**INSTRUCTIONS FOR THE TASK:** Please identify every line in the rows below that contains the word "Planting", and copy each such line in full. Case counts.

**AVAILABLE DATA:**
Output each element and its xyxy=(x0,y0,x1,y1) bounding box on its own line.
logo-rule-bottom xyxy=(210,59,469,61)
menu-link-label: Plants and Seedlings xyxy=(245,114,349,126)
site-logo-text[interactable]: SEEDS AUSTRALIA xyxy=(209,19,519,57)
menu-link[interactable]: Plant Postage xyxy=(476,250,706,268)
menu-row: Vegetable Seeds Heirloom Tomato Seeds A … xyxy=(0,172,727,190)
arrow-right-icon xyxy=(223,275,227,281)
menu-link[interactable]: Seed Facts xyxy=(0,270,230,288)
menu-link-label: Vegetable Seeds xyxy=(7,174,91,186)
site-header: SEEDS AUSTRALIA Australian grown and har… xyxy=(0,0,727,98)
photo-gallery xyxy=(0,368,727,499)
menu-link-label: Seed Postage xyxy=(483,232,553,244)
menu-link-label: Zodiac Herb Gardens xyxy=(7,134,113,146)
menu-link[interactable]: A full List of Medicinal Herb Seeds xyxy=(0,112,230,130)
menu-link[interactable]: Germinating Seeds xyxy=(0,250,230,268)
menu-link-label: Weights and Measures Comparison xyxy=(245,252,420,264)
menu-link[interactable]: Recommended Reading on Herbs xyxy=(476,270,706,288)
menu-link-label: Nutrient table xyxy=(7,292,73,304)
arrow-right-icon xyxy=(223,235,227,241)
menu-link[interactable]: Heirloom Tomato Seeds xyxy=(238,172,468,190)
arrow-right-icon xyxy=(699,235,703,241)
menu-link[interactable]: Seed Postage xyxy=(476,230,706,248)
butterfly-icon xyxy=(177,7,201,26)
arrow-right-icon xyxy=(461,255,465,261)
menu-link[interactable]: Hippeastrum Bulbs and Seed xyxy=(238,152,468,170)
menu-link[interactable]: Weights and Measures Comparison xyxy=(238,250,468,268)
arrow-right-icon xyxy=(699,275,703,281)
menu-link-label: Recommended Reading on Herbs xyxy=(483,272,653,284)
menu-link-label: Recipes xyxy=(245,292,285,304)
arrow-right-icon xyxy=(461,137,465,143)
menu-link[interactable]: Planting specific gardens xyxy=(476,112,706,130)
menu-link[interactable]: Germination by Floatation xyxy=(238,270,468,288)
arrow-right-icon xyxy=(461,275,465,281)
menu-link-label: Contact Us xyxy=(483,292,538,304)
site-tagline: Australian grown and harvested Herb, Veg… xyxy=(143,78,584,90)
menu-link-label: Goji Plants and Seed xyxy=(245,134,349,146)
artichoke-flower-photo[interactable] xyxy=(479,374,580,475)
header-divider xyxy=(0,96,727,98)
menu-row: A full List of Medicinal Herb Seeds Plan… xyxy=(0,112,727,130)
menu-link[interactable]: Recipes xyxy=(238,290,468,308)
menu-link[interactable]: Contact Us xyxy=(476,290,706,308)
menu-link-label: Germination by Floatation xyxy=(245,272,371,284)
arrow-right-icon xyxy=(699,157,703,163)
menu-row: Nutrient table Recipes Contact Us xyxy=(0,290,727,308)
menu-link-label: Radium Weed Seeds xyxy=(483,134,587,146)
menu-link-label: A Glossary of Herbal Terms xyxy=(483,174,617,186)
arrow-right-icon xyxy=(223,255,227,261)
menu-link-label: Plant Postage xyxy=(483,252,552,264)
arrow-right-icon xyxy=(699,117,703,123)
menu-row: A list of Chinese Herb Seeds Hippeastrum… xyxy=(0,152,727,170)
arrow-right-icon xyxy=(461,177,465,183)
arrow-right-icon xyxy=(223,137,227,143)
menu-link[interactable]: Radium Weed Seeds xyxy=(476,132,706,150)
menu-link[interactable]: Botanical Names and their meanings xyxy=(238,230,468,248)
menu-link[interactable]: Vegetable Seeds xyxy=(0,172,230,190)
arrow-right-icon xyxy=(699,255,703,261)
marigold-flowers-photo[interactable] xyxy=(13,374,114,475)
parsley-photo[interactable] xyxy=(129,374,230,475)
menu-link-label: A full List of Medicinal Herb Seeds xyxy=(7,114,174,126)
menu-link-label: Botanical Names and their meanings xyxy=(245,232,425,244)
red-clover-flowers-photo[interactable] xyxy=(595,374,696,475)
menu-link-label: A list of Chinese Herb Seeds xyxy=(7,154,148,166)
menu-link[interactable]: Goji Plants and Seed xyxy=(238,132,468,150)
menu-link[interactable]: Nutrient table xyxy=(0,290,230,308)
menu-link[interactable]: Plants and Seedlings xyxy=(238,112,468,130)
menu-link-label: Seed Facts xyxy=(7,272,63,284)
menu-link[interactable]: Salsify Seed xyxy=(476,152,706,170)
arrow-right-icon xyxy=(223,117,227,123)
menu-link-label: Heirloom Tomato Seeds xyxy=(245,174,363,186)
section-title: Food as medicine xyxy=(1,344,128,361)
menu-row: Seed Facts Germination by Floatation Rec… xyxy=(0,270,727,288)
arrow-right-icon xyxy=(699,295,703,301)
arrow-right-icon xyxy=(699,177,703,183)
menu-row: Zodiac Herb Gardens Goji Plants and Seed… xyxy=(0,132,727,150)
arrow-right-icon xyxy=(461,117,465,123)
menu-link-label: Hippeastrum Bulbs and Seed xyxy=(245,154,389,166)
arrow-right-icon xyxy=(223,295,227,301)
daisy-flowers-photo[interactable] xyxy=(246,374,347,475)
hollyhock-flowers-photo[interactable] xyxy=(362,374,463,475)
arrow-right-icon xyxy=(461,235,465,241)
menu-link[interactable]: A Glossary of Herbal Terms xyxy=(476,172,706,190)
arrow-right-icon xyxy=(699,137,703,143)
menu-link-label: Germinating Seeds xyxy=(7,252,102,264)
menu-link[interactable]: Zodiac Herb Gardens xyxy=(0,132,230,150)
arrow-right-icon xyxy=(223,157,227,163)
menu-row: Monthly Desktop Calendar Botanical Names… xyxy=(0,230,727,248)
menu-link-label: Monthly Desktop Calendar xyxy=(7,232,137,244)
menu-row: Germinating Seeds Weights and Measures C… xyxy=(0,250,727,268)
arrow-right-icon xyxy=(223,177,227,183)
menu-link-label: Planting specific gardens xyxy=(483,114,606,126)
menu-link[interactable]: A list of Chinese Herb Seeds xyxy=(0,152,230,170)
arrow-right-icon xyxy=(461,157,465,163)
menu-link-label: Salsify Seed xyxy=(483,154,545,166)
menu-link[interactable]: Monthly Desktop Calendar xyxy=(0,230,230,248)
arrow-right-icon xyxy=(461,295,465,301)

**THE ANSWER:**
menu-link[interactable]: Planting specific gardens xyxy=(476,112,706,130)
menu-link-label: Planting specific gardens xyxy=(483,114,606,126)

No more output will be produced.